Entries taken from a collection
□ □ □

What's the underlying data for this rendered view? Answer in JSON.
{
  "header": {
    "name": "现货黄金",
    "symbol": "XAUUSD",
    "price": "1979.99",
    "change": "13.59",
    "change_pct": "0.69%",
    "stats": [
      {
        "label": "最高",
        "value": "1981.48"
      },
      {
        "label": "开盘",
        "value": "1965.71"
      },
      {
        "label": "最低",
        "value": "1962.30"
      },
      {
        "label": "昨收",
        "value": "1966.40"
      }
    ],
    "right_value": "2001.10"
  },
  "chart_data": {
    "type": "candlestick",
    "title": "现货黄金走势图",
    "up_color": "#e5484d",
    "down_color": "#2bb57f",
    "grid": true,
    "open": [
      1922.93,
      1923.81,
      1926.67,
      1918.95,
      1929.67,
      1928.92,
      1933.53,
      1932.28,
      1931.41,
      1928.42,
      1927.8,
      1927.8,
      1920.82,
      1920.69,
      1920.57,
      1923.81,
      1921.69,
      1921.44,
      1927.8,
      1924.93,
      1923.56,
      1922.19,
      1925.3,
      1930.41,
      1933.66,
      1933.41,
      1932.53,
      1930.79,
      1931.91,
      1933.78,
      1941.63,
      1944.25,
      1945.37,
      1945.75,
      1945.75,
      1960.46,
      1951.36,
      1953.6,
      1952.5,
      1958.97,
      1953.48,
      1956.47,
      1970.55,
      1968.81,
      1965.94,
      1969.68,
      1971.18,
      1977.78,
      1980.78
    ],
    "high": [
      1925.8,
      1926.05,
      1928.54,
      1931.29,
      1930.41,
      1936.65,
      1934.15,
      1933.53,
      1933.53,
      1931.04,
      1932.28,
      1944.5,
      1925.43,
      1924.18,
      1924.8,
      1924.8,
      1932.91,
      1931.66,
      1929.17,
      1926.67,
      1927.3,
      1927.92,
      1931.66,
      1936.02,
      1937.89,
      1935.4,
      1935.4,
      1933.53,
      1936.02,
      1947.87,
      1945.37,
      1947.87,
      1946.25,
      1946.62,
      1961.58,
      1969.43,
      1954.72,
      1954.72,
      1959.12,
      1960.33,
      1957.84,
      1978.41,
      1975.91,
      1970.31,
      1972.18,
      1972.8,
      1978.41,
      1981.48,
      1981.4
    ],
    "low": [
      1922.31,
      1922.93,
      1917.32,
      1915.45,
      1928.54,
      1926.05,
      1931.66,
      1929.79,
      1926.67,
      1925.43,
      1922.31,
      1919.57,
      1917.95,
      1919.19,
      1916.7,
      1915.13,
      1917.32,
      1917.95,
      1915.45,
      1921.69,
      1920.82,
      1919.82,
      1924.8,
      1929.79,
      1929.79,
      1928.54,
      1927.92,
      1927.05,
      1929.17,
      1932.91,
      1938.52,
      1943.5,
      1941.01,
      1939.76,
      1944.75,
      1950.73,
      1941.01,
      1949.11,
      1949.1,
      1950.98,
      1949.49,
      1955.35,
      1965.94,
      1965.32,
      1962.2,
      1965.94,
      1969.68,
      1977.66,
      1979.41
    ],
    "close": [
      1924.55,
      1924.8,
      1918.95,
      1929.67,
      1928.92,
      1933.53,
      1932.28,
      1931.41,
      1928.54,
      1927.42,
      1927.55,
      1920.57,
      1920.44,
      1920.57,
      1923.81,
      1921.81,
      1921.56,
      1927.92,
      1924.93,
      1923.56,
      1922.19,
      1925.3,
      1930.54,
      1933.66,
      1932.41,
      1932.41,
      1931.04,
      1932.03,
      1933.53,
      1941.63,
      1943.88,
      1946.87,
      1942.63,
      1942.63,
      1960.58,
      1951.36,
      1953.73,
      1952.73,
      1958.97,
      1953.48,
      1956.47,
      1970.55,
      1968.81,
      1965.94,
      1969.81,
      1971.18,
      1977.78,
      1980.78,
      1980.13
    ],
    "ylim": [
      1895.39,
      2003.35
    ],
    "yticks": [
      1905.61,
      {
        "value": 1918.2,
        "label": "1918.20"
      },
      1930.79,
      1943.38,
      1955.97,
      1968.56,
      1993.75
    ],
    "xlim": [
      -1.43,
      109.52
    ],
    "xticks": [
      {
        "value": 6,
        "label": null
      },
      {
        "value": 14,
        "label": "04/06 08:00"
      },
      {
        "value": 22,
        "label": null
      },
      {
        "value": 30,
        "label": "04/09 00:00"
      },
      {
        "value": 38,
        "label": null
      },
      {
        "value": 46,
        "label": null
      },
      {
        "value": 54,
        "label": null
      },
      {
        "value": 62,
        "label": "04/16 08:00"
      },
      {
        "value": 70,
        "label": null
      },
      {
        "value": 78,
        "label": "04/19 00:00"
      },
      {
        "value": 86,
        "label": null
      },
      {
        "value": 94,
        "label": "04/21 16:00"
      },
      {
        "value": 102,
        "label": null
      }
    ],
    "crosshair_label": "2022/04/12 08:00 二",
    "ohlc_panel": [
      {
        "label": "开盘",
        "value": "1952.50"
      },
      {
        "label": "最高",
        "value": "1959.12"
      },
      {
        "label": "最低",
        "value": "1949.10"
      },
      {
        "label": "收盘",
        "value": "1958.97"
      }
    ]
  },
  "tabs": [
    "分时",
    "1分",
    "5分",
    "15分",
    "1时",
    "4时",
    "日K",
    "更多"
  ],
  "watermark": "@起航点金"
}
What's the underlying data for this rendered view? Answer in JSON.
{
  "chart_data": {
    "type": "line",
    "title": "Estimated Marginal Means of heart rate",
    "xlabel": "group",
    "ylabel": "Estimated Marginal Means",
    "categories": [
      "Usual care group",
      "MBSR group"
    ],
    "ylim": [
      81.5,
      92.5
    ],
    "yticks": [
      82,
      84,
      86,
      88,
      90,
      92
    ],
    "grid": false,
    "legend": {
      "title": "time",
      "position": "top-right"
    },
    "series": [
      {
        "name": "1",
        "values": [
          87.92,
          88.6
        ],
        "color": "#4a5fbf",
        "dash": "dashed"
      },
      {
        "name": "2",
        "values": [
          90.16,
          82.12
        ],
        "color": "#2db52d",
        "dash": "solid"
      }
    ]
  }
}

□ □ □

EXERCISE »
Take the entries and copy them out exactly.

RESPONSE BELOW »
What's the underlying data for this rendered view? Answer in JSON.
{
  "header": {
    "name": "现货黄金",
    "symbol": "XAUUSD",
    "price": "1979.99",
    "change": "13.59",
    "change_pct": "0.69%",
    "stats": [
      {
        "label": "最高",
        "value": "1981.48"
      },
      {
        "label": "开盘",
        "value": "1965.71"
      },
      {
        "label": "最低",
        "value": "1962.30"
      },
      {
        "label": "昨收",
        "value": "1966.40"
      }
    ],
    "right_value": "2001.10"
  },
  "chart_data": {
    "type": "candlestick",
    "title": "现货黄金走势图",
    "up_color": "#e5484d",
    "down_color": "#2bb57f",
    "grid": true,
    "open": [
      1922.93,
      1923.81,
      1926.67,
      1918.95,
      1929.67,
      1928.92,
      1933.53,
      1932.28,
      1931.41,
      1928.42,
      1927.8,
      1927.8,
      1920.82,
      1920.69,
      1920.57,
      1923.81,
      1921.69,
      1921.44,
      1927.8,
      1924.93,
      1923.56,
      1922.19,
      1925.3,
      1930.41,
      1933.66,
      1933.41,
      1932.53,
      1930.79,
      1931.91,
      1933.78,
      1941.63,
      1944.25,
      1945.37,
      1945.75,
      1945.75,
      1960.46,
      1951.36,
      1953.6,
      1952.5,
      1958.97,
      1953.48,
      1956.47,
      1970.55,
      1968.81,
      1965.94,
      1969.68,
      1971.18,
      1977.78,
      1980.78
    ],
    "high": [
      1925.8,
      1926.05,
      1928.54,
      1931.29,
      1930.41,
      1936.65,
      1934.15,
      1933.53,
      1933.53,
      1931.04,
      1932.28,
      1944.5,
      1925.43,
      1924.18,
      1924.8,
      1924.8,
      1932.91,
      1931.66,
      1929.17,
      1926.67,
      1927.3,
      1927.92,
      1931.66,
      1936.02,
      1937.89,
      1935.4,
      1935.4,
      1933.53,
      1936.02,
      1947.87,
      1945.37,
      1947.87,
      1946.25,
      1946.62,
      1961.58,
      1969.43,
      1954.72,
      1954.72,
      1959.12,
      1960.33,
      1957.84,
      1978.41,
      1975.91,
      1970.31,
      1972.18,
      1972.8,
      1978.41,
      1981.48,
      1981.4
    ],
    "low": [
      1922.31,
      1922.93,
      1917.32,
      1915.45,
      1928.54,
      1926.05,
      1931.66,
      1929.79,
      1926.67,
      1925.43,
      1922.31,
      1919.57,
      1917.95,
      1919.19,
      1916.7,
      1915.13,
      1917.32,
      1917.95,
      1915.45,
      1921.69,
      1920.82,
      1919.82,
      1924.8,
      1929.79,
      1929.79,
      1928.54,
      1927.92,
      1927.05,
      1929.17,
      1932.91,
      1938.52,
      1943.5,
      1941.01,
      1939.76,
      1944.75,
      1950.73,
      1941.01,
      1949.11,
      1949.1,
      1950.98,
      1949.49,
      1955.35,
      1965.94,
      1965.32,
      1962.2,
      1965.94,
      1969.68,
      1977.66,
      1979.41
    ],
    "close": [
      1924.55,
      1924.8,
      1918.95,
      1929.67,
      1928.92,
      1933.53,
      1932.28,
      1931.41,
      1928.54,
      1927.42,
      1927.55,
      1920.57,
      1920.44,
      1920.57,
      1923.81,
      1921.81,
      1921.56,
      1927.92,
      1924.93,
      1923.56,
      1922.19,
      1925.3,
      1930.54,
      1933.66,
      1932.41,
      1932.41,
      1931.04,
      1932.03,
      1933.53,
      1941.63,
      1943.88,
      1946.87,
      1942.63,
      1942.63,
      1960.58,
      1951.36,
      1953.73,
      1952.73,
      1958.97,
      1953.48,
      1956.47,
      1970.55,
      1968.81,
      1965.94,
      1969.81,
      1971.18,
      1977.78,
      1980.78,
      1980.13
    ],
    "ylim": [
      1895.39,
      2003.35
    ],
    "yticks": [
      1905.61,
      {
        "value": 1918.2,
        "label": "1918.20"
      },
      1930.79,
      1943.38,
      1955.97,
      1968.56,
      1993.75
    ],
    "xlim": [
      -1.43,
      109.52
    ],
    "xticks": [
      {
        "value": 6,
        "label": null
      },
      {
        "value": 14,
        "label": "04/06 08:00"
      },
      {
        "value": 22,
        "label": null
      },
      {
        "value": 30,
        "label": "04/09 00:00"
      },
      {
        "value": 38,
        "label": null
      },
      {
        "value": 46,
        "label": null
      },
      {
        "value": 54,
        "label": null
      },
      {
        "value": 62,
        "label": "04/16 08:00"
      },
      {
        "value": 70,
        "label": null
      },
      {
        "value": 78,
        "label": "04/19 00:00"
      },
      {
        "value": 86,
        "label": null
      },
      {
        "value": 94,
        "label": "04/21 16:00"
      },
      {
        "value": 102,
        "label": null
      }
    ],
    "crosshair_label": "2022/04/12 08:00 二",
    "ohlc_panel": [
      {
        "label": "开盘",
        "value": "1952.50"
      },
      {
        "label": "最高",
        "value": "1959.12"
      },
      {
        "label": "最低",
        "value": "1949.10"
      },
      {
        "label": "收盘",
        "value": "1958.97"
      }
    ]
  },
  "tabs": [
    "分时",
    "1分",
    "5分",
    "15分",
    "1时",
    "4时",
    "日K",
    "更多"
  ],
  "watermark": "@起航点金"
}
What's the underlying data for this rendered view? Answer in JSON.
{
  "chart_data": {
    "type": "line",
    "title": "Estimated Marginal Means of heart rate",
    "xlabel": "group",
    "ylabel": "Estimated Marginal Means",
    "categories": [
      "Usual care group",
      "MBSR group"
    ],
    "ylim": [
      81.5,
      92.5
    ],
    "yticks": [
      82,
      84,
      86,
      88,
      90,
      92
    ],
    "grid": false,
    "legend": {
      "title": "time",
      "position": "top-right"
    },
    "series": [
      {
        "name": "1",
        "values": [
          87.92,
          88.6
        ],
        "color": "#4a5fbf",
        "dash": "dashed"
      },
      {
        "name": "2",
        "values": [
          90.16,
          82.12
        ],
        "color": "#2db52d",
        "dash": "solid"
      }
    ]
  }
}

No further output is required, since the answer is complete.